QUOTED TEXT ▸
▼

And since I am re-rolling, I incorporated Ævar's feedback regarding the commit
messages (thanks!). I considered combining patches 1 and 2, but patch 1 has a
grown a little to fix the CI issues, so I've decided to keep patches 1 and 2
separate.

This series has also seen a healthy amount of interest in test style and
coverage. We haven't converged on a path for the future, but I'd like to think
that the tests here are still a step in (approximately) the right direction.
Hopefully this version LGT us while we figure out what to do with tests :)

[1] https://lore.kernel.org/git/xmqqfstafyox.fsf@gitster.g/

Changes since v3
* Disable GIT_TEST_COMMIT_GRAPH in tests that intentionally corrupt things in a
  way that is incompatible with commit-graphs.
* Make patch 1 and 2's commit messages more concise (thanks Ævar!).

Changes since v2:
* Various small test fixes (thanks Eric!). Most notably, I've used -c instead of
  test_config because test_config can affect the values in subsequent tests.
* Rewording fix in patch 3 commit message
* Refactor tests in patch 3 so that we use a single helper function instead of
  copy-pasted code

Changes since v1:
* clean up typo in patch 1 commit message 
* document the commits that patches 1 and 2 address
* use test helpers in patch 1
* rewrite patch 2's tests so that it's easier to tell that each test
  does something different
* reword patch 3 commit message to explain the bug
* add tests to patch 3

Glen Choo (3):
  fsck: verify commit graph when implicitly enabled
  fsck: verify multi-pack-index when implictly enabled
  gc: perform incremental repack when implictly enabled

 builtin/fsck.c              |  5 +++--
 builtin/gc.c                |  5 ++---
 t/t0410-partial-clone.sh    |  6 +++++-
 t/t3800-mktag.sh            |  5 +++++
 t/t5318-commit-graph.sh     | 23 ++++++++++++++++++++++-
 t/t5319-multi-pack-index.sh |  5 ++++-
 t/t7900-maintenance.sh      | 28 ++++++++++++++++++++++++----
 7 files changed, 65 insertions(+), 12 deletions(-)

Range-diff against v3:
1:  2f9ff949e6 ! 1:  aac1253e7b fsck: verify commit graph when implicitly enabled
    @@ Metadata
      ## Commit message ##
         fsck: verify commit graph when implicitly enabled
     
    -    the_repository->settings is the preferred way to get certain
    -    settings (such as "core.commitGraph") because it gets default values
    -    from prepare_repo_settings(). However, cmd_fsck() reads the config
    -    directly via git_config_get_bool(), which bypasses these default values.
    -    This causes fsck to ignore the commit graph if "core.commitgraph" is not
    -    explicitly set in the config. This worked fine until commit-graph was
    -    enabled by default in 31b1de6a09 (commit-graph: turn on commit-graph by
    -    default, 2019-08-13).
    +    Change fsck to check the "core_commit_graph" variable set in
    +    "repo-settings.c" instead of reading the "core.commitGraph" variable.

▲

OBJECTIVES ▸
**1.** From the patch cover letter, extract the part that opens with the words containing "Changes since v3" and closes with "concise (thanks Ævar!).".
**2.** According to the patch cover letter, why was -c used instead of test_config in the tests?
**3.** Give what follows the final line of the patch cover letter, continuing it from where it stops.
The records are not needed for any of this work.

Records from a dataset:

▼

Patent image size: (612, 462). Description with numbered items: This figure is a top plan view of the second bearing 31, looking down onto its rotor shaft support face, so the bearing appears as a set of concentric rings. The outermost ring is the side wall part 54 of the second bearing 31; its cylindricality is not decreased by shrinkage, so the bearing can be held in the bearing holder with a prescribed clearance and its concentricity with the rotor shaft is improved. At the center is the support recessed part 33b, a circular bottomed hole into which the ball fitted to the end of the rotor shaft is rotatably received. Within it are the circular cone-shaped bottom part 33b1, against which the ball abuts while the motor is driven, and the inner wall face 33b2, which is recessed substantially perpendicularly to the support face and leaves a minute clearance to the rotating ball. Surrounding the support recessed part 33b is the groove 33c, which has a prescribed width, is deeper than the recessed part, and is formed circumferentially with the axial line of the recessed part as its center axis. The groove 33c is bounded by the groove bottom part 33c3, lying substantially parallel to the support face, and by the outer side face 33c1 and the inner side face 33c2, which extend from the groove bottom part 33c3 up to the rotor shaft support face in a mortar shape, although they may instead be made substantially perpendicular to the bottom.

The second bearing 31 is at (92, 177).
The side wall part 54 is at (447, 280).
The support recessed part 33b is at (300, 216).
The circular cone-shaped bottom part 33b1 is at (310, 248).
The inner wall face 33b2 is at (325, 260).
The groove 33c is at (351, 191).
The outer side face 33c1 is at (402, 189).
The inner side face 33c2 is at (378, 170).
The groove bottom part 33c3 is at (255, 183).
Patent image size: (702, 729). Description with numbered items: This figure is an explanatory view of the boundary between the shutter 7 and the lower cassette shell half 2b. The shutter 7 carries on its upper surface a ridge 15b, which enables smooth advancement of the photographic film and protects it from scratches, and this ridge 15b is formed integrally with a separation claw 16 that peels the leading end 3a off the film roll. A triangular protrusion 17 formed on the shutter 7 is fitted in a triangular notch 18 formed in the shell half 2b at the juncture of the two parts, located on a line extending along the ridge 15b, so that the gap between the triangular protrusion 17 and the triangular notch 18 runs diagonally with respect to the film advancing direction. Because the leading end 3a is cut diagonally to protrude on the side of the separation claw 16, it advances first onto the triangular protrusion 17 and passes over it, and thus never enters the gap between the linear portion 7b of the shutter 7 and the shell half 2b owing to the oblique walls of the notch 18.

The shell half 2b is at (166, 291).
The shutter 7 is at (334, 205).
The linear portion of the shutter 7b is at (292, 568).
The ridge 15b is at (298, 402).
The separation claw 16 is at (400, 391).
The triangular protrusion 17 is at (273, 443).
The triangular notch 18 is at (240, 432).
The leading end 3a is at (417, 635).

▲

ANSWERS TO THE TASKS ▸
**1.**
Changes since v3
* Disable GIT_TEST_COMMIT_GRAPH in tests that intentionally corrupt things in a
  way that is incompatible with commit-graphs.
* Make patch 1 and 2's commit messages more concise (thanks Ævar!).

**2.** Because test_config can affect the values in subsequent tests.

**3.**
    +    This fixes a bug where we wouldn't verify the commit-graph if the
    +    config key was missing. This bug was introduced in
    +    31b1de6a09 (commit-graph: turn on commit-graph by default, 2019-08-13),
    +    where core.commitGraph was turned on by default.
     
    -    Replace git_config_get_bool("core.commitgraph") in fsck with the
    -    equivalent call to the_repository->settings.core_commit_graph.
    -
    -    The expected behavior is that fsck respects the config value when it is
    -    set, but uses the default value when it is unset. For example, for
    -    core.commitGraph, there are three cases:
    -
    -    - Config value is set to true -> enabled
    -    - Config value is set to false -> disabled
    -    - Config value is unset -> enabled
    -
    -    As such, tests cover all three cases.
    +    Add tests to "t5318-commit-graph.sh" to verify that fsck checks the
    +    commit-graph as expected for the 3 values of core.commitGraph. Also,
    +    disable GIT_TEST_COMMIT_GRAPH for tests that use fsck in ways that
    +    assume that commit-graph checking is disabled (t/t3800-mktag.sh,
    +    t/t0410-partial-clone.sh).
     
    +    Helped-by: Ævar Arnfjörð Bjarmason <avarab@gmail.com>
         Signed-off-by: Glen Choo <chooglen@google.com>
     
      ## builtin/fsck.c ##
    @@ builtin/fsck.c: int cmd_fsck(int argc, const char **argv, const char *prefix)
      		const char *verify_argv[] = { "commit-graph", "verify", NULL, NULL, NULL };
      
     
    + ## t/t0410-partial-clone.sh ##
    +@@ t/t0410-partial-clone.sh: test_description='partial clone'
    + 
    + # missing promisor objects cause repacks which write bitmaps to fail
    + GIT_TEST_MULTI_PACK_INDEX_WRITE_BITMAP=0
    ++# When enabled, some commands will write commit-graphs. This causes fsck
    ++# to fail when delete_object() is called because fsck will attempt to
    ++# verify the out-of-sync commit graph.
    ++GIT_TEST_COMMIT_GRAPH=0
    + 
    + delete_object () {
    + 	rm $1/.git/objects/$(echo $2 | sed -e 's|^..|&/|')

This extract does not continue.